- Page text -
========================================================================
Sergey Tsimfer
Data Analysis Center
9 min readMar 2, 2021

--

For several years, Oil & Gas industry, just like many others, is trying its hardest to implement machine learning into its workflows. If done right, deep learning can enhance accuracy and simultaneously speed up the entire pipeline of oil production, from the very early stages of exploration to drilling.

But, needless to say, researchers must carefully inspect hundreds of architectures and training approaches before the deployment of neural networks into the daily work of seismic specialists. This calls for quick model prototyping, which in turn needs the ability to rapidly generate data.

Unfortunately, core formats for storing volumetric seismic information were not built with speed in mind: the most common, SEG-Y, was developed almost 30 years ago and its design had totally different concerns, like memory footprint and ease of sequential processing. Furthermore, labels of various types (horizons, faults, facies, etc) can come from several software packages, each of which stores them in a completely different way: point cloud, regular grid, interpolation nodes, etc.
========================================================================
- Excerpted data -
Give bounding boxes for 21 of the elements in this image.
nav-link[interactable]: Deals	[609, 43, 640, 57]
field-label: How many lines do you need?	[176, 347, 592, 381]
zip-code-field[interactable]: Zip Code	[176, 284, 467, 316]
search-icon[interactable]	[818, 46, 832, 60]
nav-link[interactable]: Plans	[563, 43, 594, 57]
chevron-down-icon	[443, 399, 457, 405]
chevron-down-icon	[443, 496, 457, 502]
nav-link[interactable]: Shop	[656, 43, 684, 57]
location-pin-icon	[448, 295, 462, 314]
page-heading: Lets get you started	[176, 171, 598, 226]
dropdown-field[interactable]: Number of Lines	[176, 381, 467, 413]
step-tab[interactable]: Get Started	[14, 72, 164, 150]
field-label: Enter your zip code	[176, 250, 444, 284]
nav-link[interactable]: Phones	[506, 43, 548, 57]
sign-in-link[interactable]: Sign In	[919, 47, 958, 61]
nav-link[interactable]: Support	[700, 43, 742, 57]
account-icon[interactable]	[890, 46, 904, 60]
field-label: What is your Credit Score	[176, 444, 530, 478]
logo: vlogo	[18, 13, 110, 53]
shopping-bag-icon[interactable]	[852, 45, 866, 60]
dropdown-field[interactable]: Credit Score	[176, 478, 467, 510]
========================================================================
- Set task 1 -
According to the seismic data article, how long ago was the SEG-Y format developed?
- Set task 2 -
Copy the passage of the seismic data article starting at "Unfortunately, core formats" and ending at "interpolation nodes, etc.".
- Set task 3 -
Can you turn the paragraph of the seismic data article that begins "Unfortunately, core formats" into a short list that keeps its main facts?
Answer using only the seismic data article.

- Full answer 1 -
Almost 30 years ago.

- Full answer 2 -
Unfortunately, core formats for storing volumetric seismic information were not built with speed in mind: the most common, SEG-Y, was developed almost 30 years ago and its design had totally different concerns, like memory footprint and ease of sequential processing. Furthermore, labels of various types (horizons, faults, facies, etc) can come from several software packages, each of which stores them in a completely different way: point cloud, regular grid, interpolation nodes, etc.

- Full answer 3 -
- Core formats for storing volumetric seismic data were not designed for speed.
- SEG-Y, the most common format, was developed almost 30 years ago, with a focus on memory footprint and ease of sequential processing.
- Labels such as horizons, faults and facies can come from several software packages.
- Each package stores labels differently, for example as a point cloud, a regular grid or interpolation nodes.